Extract from the listing each line in which the word "JSON" appears.

Dataset rows about figures:
========

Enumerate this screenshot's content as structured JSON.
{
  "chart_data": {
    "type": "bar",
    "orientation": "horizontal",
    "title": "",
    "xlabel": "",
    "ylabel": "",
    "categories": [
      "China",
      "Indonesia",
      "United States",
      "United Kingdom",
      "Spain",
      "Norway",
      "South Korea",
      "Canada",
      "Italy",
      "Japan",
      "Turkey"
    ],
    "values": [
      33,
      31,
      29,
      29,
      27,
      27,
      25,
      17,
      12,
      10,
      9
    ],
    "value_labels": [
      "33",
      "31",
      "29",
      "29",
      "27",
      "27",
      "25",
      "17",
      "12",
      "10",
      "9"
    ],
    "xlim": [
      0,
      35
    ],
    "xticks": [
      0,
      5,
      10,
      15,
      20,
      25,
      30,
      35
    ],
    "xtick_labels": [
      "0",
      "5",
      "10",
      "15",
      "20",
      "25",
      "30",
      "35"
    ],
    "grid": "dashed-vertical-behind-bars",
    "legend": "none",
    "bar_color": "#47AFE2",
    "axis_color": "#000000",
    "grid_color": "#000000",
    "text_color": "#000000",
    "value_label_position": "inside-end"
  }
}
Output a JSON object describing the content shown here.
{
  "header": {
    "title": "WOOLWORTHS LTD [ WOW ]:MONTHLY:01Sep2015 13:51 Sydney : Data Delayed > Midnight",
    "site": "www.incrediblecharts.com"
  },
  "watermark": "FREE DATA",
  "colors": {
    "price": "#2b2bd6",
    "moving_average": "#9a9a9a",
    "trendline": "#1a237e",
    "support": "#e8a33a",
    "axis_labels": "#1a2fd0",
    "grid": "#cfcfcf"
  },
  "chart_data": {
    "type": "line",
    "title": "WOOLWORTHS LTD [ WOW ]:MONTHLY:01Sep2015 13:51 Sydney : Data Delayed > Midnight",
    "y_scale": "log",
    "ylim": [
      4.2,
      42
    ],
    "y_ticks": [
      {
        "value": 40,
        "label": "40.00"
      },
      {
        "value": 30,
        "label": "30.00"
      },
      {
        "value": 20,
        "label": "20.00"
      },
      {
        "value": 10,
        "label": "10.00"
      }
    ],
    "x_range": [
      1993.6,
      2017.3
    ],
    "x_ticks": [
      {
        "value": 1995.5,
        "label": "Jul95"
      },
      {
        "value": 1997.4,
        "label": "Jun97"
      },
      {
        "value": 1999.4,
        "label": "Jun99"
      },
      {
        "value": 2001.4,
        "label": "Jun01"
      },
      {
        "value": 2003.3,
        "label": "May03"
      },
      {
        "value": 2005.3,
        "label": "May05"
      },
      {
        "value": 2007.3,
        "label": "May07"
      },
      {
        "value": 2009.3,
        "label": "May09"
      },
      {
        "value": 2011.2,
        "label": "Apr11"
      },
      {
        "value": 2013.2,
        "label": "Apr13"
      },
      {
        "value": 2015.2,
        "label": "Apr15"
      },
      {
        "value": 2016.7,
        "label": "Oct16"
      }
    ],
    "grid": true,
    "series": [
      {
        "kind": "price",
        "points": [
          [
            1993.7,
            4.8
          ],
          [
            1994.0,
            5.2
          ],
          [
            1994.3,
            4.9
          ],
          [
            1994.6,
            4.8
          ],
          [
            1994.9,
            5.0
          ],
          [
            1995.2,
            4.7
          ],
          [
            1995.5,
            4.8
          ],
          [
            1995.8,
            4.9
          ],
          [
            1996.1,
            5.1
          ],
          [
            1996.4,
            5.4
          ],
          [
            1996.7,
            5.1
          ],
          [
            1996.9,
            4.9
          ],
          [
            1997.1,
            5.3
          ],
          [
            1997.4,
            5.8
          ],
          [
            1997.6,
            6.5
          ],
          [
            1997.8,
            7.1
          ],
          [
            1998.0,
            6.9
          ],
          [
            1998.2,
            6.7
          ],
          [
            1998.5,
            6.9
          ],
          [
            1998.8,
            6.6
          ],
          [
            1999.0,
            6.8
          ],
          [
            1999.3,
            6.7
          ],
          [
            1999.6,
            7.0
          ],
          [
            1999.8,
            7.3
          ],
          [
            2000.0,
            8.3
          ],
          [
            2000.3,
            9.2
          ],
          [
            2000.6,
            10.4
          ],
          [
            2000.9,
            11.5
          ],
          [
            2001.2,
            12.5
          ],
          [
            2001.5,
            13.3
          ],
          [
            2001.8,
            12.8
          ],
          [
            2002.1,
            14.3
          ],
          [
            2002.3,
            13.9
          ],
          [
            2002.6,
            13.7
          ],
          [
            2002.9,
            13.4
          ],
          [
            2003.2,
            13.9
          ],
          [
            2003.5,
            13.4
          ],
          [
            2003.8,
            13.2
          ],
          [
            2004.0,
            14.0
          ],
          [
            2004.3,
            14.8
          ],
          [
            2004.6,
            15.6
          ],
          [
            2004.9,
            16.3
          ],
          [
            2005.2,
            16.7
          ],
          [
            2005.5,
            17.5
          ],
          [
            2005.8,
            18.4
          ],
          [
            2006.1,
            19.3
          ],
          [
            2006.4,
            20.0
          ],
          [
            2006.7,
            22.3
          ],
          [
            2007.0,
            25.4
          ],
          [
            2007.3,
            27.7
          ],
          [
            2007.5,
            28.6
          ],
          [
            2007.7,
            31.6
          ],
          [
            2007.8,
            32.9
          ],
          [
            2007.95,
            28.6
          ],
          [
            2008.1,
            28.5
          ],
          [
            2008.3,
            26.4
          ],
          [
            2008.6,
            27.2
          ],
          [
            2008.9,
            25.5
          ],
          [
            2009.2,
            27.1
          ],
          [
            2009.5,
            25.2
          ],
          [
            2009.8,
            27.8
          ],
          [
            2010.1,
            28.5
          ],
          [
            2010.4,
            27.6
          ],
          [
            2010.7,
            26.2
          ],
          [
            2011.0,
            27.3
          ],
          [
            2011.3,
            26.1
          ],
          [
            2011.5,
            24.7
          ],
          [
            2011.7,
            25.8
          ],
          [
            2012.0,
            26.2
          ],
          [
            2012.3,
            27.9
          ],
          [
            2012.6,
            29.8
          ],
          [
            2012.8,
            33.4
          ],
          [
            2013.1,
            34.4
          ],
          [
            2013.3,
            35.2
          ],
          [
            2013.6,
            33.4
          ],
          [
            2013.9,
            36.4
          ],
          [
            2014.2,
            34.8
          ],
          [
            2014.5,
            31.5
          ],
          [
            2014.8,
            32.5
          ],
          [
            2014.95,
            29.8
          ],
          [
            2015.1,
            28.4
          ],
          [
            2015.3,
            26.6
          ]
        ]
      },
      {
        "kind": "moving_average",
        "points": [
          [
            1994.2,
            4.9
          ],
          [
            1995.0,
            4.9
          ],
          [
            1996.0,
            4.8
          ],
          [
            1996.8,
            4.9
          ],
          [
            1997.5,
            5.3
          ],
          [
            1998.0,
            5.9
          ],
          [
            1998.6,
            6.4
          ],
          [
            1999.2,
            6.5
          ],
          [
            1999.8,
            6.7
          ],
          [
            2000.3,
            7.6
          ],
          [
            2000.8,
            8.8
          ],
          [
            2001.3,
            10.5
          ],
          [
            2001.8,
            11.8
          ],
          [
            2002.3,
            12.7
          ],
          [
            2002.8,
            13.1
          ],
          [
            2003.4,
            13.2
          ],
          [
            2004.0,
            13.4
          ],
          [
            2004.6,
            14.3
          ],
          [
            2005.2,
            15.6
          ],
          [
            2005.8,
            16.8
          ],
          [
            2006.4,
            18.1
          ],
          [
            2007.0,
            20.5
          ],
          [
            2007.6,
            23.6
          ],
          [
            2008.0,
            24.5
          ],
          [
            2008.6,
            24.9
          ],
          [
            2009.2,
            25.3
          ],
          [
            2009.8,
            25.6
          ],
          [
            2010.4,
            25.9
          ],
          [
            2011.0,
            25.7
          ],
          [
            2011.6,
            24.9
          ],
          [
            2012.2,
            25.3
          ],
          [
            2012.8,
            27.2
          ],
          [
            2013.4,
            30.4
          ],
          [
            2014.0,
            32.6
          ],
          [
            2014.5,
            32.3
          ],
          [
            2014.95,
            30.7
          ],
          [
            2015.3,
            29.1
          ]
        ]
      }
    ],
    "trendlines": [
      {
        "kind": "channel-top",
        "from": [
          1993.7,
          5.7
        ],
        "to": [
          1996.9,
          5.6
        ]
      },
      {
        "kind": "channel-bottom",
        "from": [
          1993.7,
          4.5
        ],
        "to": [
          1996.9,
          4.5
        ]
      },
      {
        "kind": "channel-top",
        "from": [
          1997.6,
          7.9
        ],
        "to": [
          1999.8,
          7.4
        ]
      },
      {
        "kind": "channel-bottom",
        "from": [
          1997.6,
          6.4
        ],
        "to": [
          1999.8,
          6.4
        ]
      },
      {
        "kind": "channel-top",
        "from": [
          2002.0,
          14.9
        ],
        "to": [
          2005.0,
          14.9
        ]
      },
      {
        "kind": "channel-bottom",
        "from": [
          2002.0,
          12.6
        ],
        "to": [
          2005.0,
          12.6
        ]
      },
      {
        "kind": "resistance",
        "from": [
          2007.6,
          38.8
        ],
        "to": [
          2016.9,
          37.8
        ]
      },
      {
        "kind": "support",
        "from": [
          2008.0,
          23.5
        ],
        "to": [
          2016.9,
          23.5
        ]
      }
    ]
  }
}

========

WRITTEN SOLUTION
Enumerate this screenshot's content as structured JSON.
Output a JSON object describing the content shown here.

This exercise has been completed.